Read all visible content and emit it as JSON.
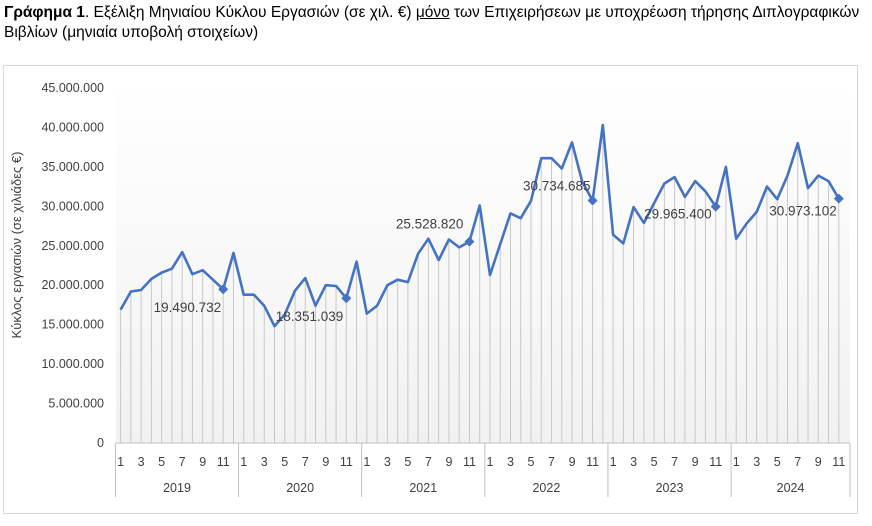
{
  "caption": {
    "bold": "Γράφημα 1",
    "part1": ". Εξέλιξη Μηνιαίου Κύκλου Εργασιών (σε χιλ. €) ",
    "underlined": "μόνο",
    "part2": " των Επιχειρήσεων με υποχρέωση τήρησης Διπλογραφικών",
    "line2": "Βιβλίων (μηνιαία υποβολή στοιχείων)"
  },
  "chart_data": {
    "type": "line",
    "ylabel": "Κύκλος εργασιών (σε χιλιάδες €)",
    "ylim": [
      0,
      45000000
    ],
    "yticks": [
      0,
      5000000,
      10000000,
      15000000,
      20000000,
      25000000,
      30000000,
      35000000,
      40000000,
      45000000
    ],
    "ytick_labels": [
      "0",
      "5.000.000",
      "10.000.000",
      "15.000.000",
      "20.000.000",
      "25.000.000",
      "30.000.000",
      "35.000.000",
      "40.000.000",
      "45.000.000"
    ],
    "month_tick_labels": [
      "1",
      "3",
      "5",
      "7",
      "9",
      "11"
    ],
    "years": [
      "2019",
      "2020",
      "2021",
      "2022",
      "2023",
      "2024"
    ],
    "grid": false,
    "series": [
      {
        "values": [
          16900000,
          19200000,
          19400000,
          20800000,
          21600000,
          22100000,
          24200000,
          21400000,
          21900000,
          20700000,
          19490732,
          24100000,
          18800000,
          18800000,
          17400000,
          14800000,
          16300000,
          19300000,
          20900000,
          17400000,
          20000000,
          19900000,
          18351039,
          23000000,
          16400000,
          17400000,
          20000000,
          20700000,
          20400000,
          24000000,
          25900000,
          23200000,
          25800000,
          24800000,
          25528820,
          30100000,
          21300000,
          25200000,
          29100000,
          28500000,
          30700000,
          36100000,
          36100000,
          34800000,
          38100000,
          33100000,
          30734685,
          40300000,
          26400000,
          25300000,
          29900000,
          27900000,
          30400000,
          32900000,
          33700000,
          31200000,
          33200000,
          31900000,
          29965400,
          35000000,
          25900000,
          27800000,
          29300000,
          32500000,
          30900000,
          33900000,
          38000000,
          32300000,
          33900000,
          33200000,
          30973102
        ]
      }
    ],
    "annotations": [
      {
        "index": 10,
        "label": "19.490.732"
      },
      {
        "index": 22,
        "label": "18.351.039"
      },
      {
        "index": 34,
        "label": "25.528.820"
      },
      {
        "index": 46,
        "label": "30.734.685"
      },
      {
        "index": 58,
        "label": "29.965.400"
      },
      {
        "index": 70,
        "label": "30.973.102"
      }
    ],
    "colors": {
      "line": "#4472c4",
      "droplines": "#c8c8c8",
      "axis": "#bfbfbf",
      "text": "#404040"
    }
  }
}
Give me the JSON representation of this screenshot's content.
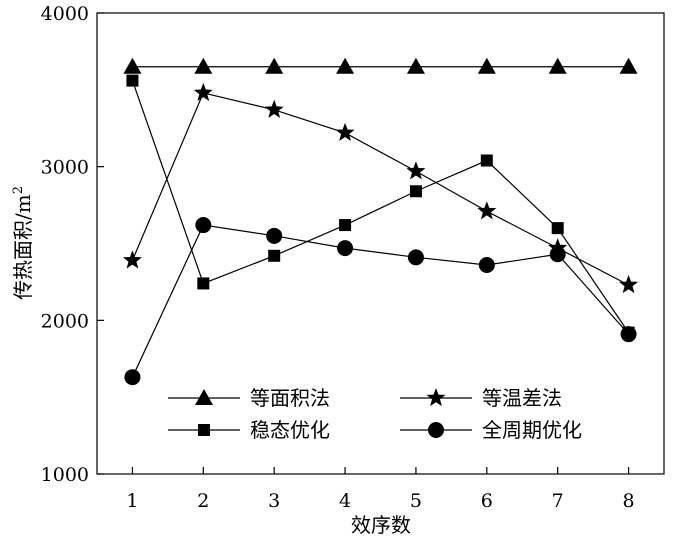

- [Description of the task] Output the data above without changes, apart from leaving out the pictures.

- [Exercise result]
Read all visible content and emit it as JSON.
{
  "caption": {
    "bold": "Γράφημα 1",
    "part1": ". Εξέλιξη Μηνιαίου Κύκλου Εργασιών (σε χιλ. €) ",
    "underlined": "μόνο",
    "part2": " των Επιχειρήσεων με υποχρέωση τήρησης Διπλογραφικών",
    "line2": "Βιβλίων (μηνιαία υποβολή στοιχείων)"
  },
  "chart_data": {
    "type": "line",
    "ylabel": "Κύκλος εργασιών (σε χιλιάδες €)",
    "ylim": [
      0,
      45000000
    ],
    "yticks": [
      0,
      5000000,
      10000000,
      15000000,
      20000000,
      25000000,
      30000000,
      35000000,
      40000000,
      45000000
    ],
    "ytick_labels": [
      "0",
      "5.000.000",
      "10.000.000",
      "15.000.000",
      "20.000.000",
      "25.000.000",
      "30.000.000",
      "35.000.000",
      "40.000.000",
      "45.000.000"
    ],
    "month_tick_labels": [
      "1",
      "3",
      "5",
      "7",
      "9",
      "11"
    ],
    "years": [
      "2019",
      "2020",
      "2021",
      "2022",
      "2023",
      "2024"
    ],
    "grid": false,
    "series": [
      {
        "values": [
          16900000,
          19200000,
          19400000,
          20800000,
          21600000,
          22100000,
          24200000,
          21400000,
          21900000,
          20700000,
          19490732,
          24100000,
          18800000,
          18800000,
          17400000,
          14800000,
          16300000,
          19300000,
          20900000,
          17400000,
          20000000,
          19900000,
          18351039,
          23000000,
          16400000,
          17400000,
          20000000,
          20700000,
          20400000,
          24000000,
          25900000,
          23200000,
          25800000,
          24800000,
          25528820,
          30100000,
          21300000,
          25200000,
          29100000,
          28500000,
          30700000,
          36100000,
          36100000,
          34800000,
          38100000,
          33100000,
          30734685,
          40300000,
          26400000,
          25300000,
          29900000,
          27900000,
          30400000,
          32900000,
          33700000,
          31200000,
          33200000,
          31900000,
          29965400,
          35000000,
          25900000,
          27800000,
          29300000,
          32500000,
          30900000,
          33900000,
          38000000,
          32300000,
          33900000,
          33200000,
          30973102
        ]
      }
    ],
    "annotations": [
      {
        "index": 10,
        "label": "19.490.732"
      },
      {
        "index": 22,
        "label": "18.351.039"
      },
      {
        "index": 34,
        "label": "25.528.820"
      },
      {
        "index": 46,
        "label": "30.734.685"
      },
      {
        "index": 58,
        "label": "29.965.400"
      },
      {
        "index": 70,
        "label": "30.973.102"
      }
    ],
    "colors": {
      "line": "#4472c4",
      "droplines": "#c8c8c8",
      "axis": "#bfbfbf",
      "text": "#404040"
    }
  }
}
Give me the JSON representation of this screenshot's content.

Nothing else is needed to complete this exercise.